=== EXTRACTED MATERIAL ===
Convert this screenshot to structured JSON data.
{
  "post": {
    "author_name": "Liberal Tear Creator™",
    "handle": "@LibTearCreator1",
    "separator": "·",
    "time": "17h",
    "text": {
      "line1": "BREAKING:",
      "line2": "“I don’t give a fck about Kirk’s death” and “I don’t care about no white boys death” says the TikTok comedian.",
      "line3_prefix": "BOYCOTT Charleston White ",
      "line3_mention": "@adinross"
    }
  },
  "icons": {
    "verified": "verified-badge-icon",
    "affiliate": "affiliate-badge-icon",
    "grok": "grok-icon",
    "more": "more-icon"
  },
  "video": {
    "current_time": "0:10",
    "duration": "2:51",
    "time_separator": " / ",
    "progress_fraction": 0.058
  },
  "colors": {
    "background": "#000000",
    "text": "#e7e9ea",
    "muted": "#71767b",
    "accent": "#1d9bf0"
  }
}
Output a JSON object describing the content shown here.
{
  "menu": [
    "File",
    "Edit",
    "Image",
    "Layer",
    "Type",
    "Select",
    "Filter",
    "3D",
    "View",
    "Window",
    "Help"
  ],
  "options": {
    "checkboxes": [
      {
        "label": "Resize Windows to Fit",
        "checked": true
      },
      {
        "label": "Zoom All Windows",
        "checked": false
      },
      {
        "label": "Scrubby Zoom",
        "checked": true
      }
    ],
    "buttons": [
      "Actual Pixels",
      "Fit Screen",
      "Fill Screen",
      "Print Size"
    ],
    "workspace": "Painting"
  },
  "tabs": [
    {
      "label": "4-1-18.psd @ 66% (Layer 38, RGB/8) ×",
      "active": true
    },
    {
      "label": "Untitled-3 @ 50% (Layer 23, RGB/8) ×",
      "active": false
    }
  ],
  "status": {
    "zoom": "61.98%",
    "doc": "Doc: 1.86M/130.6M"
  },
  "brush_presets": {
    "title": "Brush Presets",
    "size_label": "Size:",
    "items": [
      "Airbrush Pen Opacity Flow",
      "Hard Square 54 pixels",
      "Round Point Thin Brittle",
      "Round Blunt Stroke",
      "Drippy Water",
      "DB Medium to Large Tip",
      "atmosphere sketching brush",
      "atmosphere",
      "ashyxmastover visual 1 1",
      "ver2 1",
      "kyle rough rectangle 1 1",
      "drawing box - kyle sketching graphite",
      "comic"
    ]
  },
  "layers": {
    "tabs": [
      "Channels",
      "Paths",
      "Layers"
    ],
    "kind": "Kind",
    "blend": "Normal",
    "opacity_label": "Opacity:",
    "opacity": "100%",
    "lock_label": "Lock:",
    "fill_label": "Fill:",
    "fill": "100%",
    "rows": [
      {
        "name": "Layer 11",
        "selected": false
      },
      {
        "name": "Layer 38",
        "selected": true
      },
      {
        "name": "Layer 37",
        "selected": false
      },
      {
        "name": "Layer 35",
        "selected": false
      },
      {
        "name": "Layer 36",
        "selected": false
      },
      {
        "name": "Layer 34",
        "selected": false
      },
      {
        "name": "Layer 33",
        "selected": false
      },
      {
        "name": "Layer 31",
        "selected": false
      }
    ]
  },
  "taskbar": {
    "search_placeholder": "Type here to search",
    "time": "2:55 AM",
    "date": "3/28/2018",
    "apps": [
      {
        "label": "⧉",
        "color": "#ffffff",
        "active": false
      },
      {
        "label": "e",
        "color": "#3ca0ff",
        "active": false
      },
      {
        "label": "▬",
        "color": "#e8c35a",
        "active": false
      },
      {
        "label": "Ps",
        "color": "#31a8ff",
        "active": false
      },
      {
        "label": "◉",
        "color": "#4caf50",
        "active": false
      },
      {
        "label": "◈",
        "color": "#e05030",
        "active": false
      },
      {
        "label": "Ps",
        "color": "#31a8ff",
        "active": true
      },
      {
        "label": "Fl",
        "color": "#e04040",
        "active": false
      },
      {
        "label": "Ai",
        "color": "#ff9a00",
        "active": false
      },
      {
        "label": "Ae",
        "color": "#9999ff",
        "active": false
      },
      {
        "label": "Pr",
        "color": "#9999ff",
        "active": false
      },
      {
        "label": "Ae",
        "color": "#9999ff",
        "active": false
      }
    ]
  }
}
===
=== EXTRACTED MATERIAL ===
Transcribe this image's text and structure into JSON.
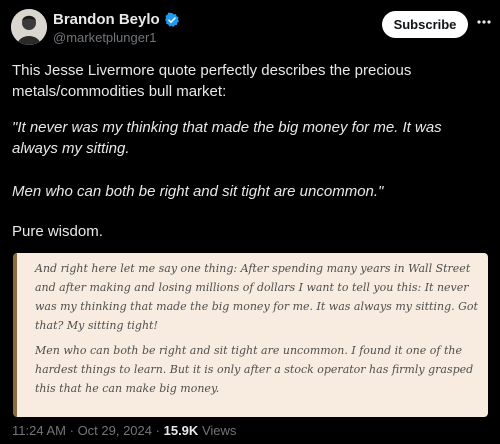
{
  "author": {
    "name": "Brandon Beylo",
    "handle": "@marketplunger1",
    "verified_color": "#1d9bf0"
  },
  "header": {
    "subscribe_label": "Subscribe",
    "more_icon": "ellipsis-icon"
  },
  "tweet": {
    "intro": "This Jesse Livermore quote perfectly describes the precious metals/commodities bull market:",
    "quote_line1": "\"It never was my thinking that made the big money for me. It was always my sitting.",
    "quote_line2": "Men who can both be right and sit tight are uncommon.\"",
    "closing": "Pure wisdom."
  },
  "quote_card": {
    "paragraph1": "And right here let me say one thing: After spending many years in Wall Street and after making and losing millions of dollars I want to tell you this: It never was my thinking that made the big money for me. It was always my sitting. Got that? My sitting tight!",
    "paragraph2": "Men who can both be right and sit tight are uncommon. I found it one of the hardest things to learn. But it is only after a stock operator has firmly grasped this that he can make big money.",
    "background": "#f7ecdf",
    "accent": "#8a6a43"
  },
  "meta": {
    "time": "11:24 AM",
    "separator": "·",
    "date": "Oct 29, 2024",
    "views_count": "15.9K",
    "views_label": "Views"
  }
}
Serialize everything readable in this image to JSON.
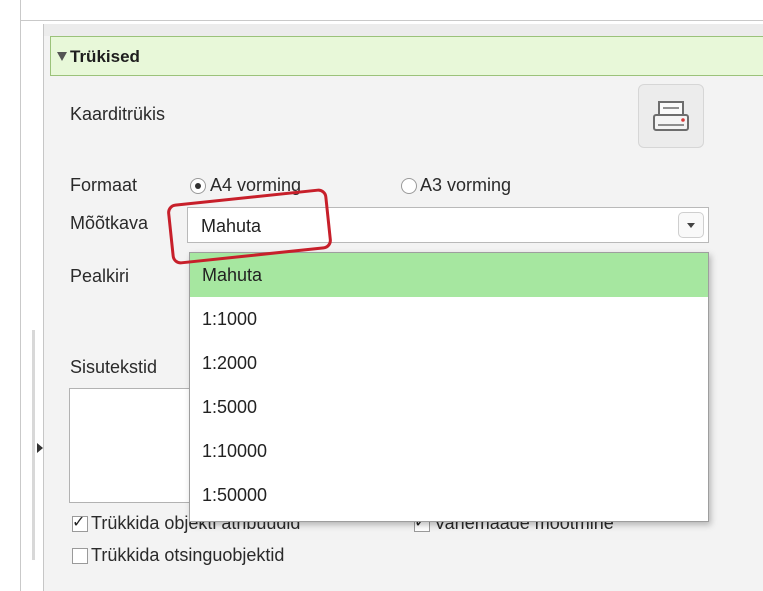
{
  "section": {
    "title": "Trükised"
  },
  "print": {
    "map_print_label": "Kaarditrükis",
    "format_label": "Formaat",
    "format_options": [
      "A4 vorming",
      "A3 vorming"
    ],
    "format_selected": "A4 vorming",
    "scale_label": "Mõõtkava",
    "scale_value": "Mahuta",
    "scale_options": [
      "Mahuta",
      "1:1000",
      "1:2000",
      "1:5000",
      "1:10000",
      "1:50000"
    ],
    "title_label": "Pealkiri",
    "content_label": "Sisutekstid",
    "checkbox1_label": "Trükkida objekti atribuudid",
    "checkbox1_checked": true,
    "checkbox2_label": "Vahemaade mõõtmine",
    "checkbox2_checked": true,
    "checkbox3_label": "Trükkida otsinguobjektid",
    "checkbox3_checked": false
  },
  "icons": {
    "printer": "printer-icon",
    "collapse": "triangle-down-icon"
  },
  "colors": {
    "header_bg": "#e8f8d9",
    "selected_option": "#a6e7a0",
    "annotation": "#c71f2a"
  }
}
===
**AIM**.
Every line in the data above that contains "vorming" needs to be copied.

**CORRECT OUTPUT**.
      "A4 vorming",
      "A3 vorming"
    "format_selected": "A4 vorming",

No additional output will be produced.